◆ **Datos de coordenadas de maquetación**
*-*-*

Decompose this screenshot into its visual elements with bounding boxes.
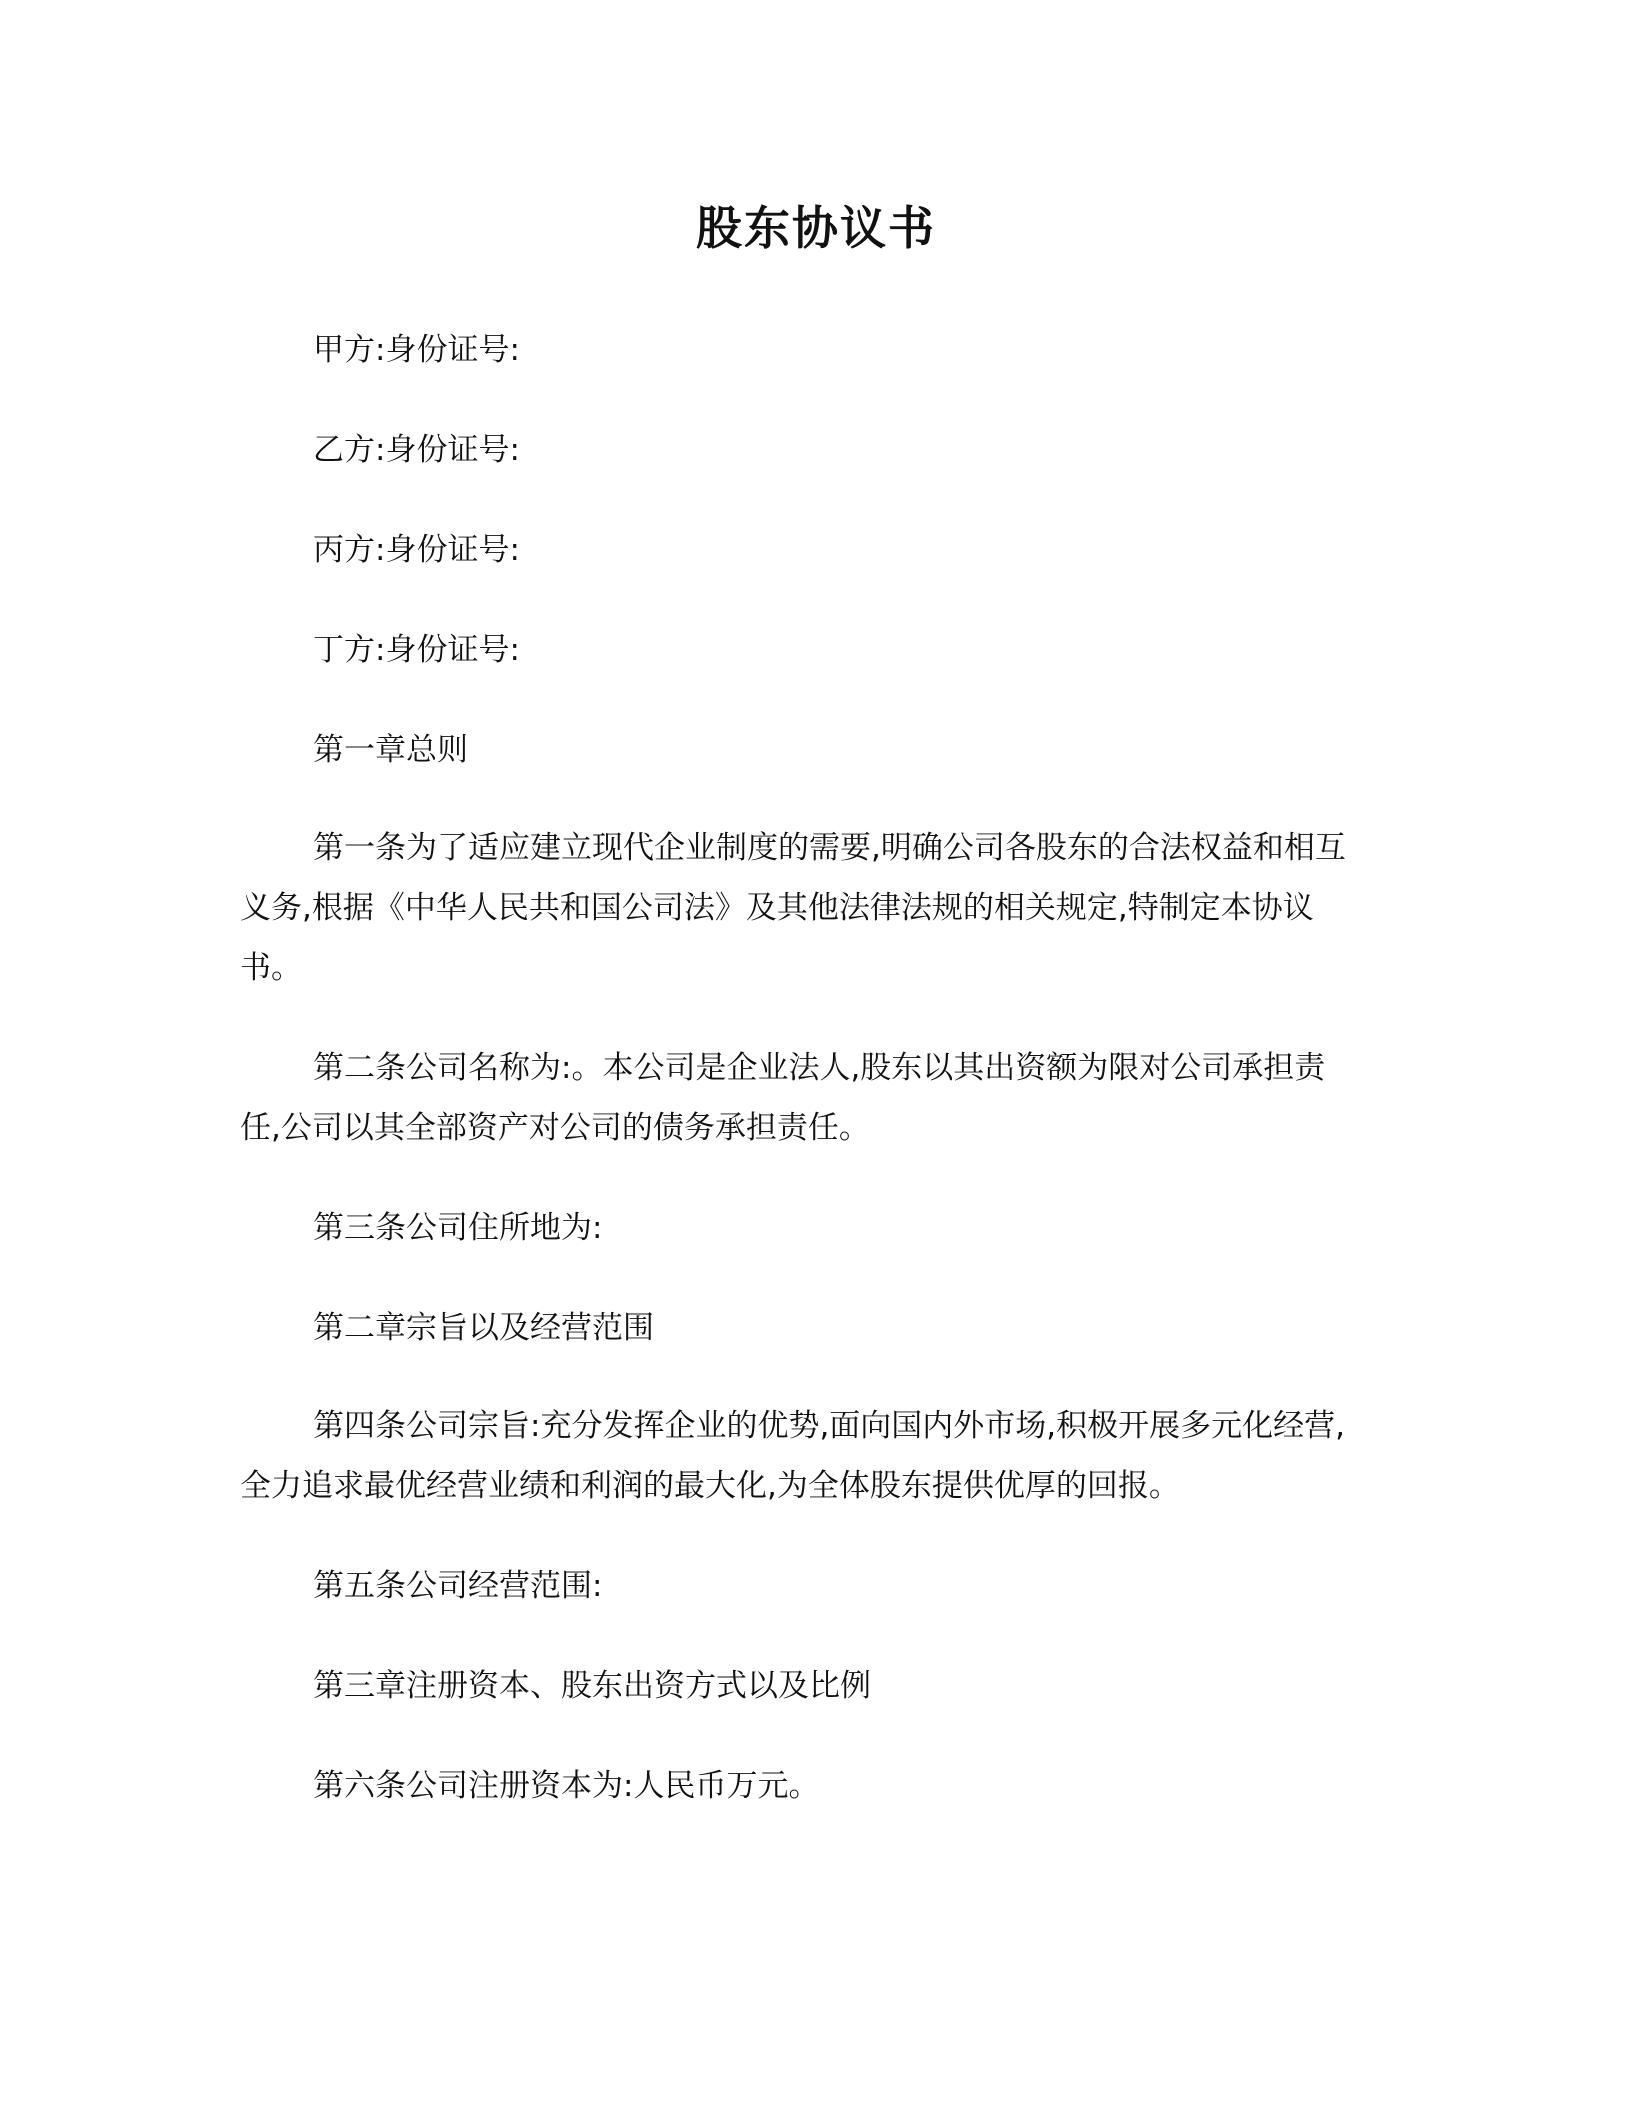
article-2-line-1: 第二条公司名称为:。本公司是企业法人,股东以其出资额为限对公司承担责 (313, 1050, 1326, 1086)
article-4-line-2: 全力追求最优经营业绩和利润的最大化,为全体股东提供优厚的回报。 (240, 1468, 1180, 1504)
article-5-line: 第五条公司经营范围: (313, 1568, 603, 1604)
article-6-line: 第六条公司注册资本为:人民币万元。 (313, 1768, 820, 1804)
chapter-2-heading: 第二章宗旨以及经营范围 (313, 1310, 654, 1346)
article-2-line-2: 任,公司以其全部资产对公司的债务承担责任。 (240, 1110, 870, 1146)
party-d-line: 丁方:身份证号: (313, 632, 520, 668)
article-3-line: 第三条公司住所地为: (313, 1210, 603, 1246)
article-1-line-3: 书。 (240, 950, 302, 986)
party-b-line: 乙方:身份证号: (313, 432, 520, 468)
party-a-line: 甲方:身份证号: (313, 332, 520, 368)
article-1-line-2: 义务,根据《中华人民共和国公司法》及其他法律法规的相关规定,特制定本协议 (240, 890, 1314, 926)
article-4-line-1: 第四条公司宗旨:充分发挥企业的优势,面向国内外市场,积极开展多元化经营, (313, 1408, 1346, 1444)
party-c-line: 丙方:身份证号: (313, 532, 520, 568)
document-title: 股东协议书 (696, 201, 936, 255)
article-1-line-1: 第一条为了适应建立现代企业制度的需要,明确公司各股东的合法权益和相互 (313, 830, 1346, 866)
chapter-3-heading: 第三章注册资本、股东出资方式以及比例 (313, 1668, 871, 1704)
chapter-1-heading: 第一章总则 (313, 732, 468, 768)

*-*-*

◆ **TAREA**
Transcribe sin ningún cambio las líneas que van desde la que contiene "1050, 1326, 1086)" hasta la última, ambas incluidas.

◆ **RESPUESTA CORRECTA**
article-2-line-1: 第二条公司名称为:。本公司是企业法人,股东以其出资额为限对公司承担责 (313, 1050, 1326, 1086)
article-4-line-2: 全力追求最优经营业绩和利润的最大化,为全体股东提供优厚的回报。 (240, 1468, 1180, 1504)
article-5-line: 第五条公司经营范围: (313, 1568, 603, 1604)
article-6-line: 第六条公司注册资本为:人民币万元。 (313, 1768, 820, 1804)
chapter-2-heading: 第二章宗旨以及经营范围 (313, 1310, 654, 1346)
article-2-line-2: 任,公司以其全部资产对公司的债务承担责任。 (240, 1110, 870, 1146)
party-d-line: 丁方:身份证号: (313, 632, 520, 668)
article-3-line: 第三条公司住所地为: (313, 1210, 603, 1246)
article-1-line-3: 书。 (240, 950, 302, 986)
party-b-line: 乙方:身份证号: (313, 432, 520, 468)
party-a-line: 甲方:身份证号: (313, 332, 520, 368)
article-1-line-2: 义务,根据《中华人民共和国公司法》及其他法律法规的相关规定,特制定本协议 (240, 890, 1314, 926)
article-4-line-1: 第四条公司宗旨:充分发挥企业的优势,面向国内外市场,积极开展多元化经营, (313, 1408, 1346, 1444)
party-c-line: 丙方:身份证号: (313, 532, 520, 568)
document-title: 股东协议书 (696, 201, 936, 255)
article-1-line-1: 第一条为了适应建立现代企业制度的需要,明确公司各股东的合法权益和相互 (313, 830, 1346, 866)
chapter-3-heading: 第三章注册资本、股东出资方式以及比例 (313, 1668, 871, 1704)
chapter-1-heading: 第一章总则 (313, 732, 468, 768)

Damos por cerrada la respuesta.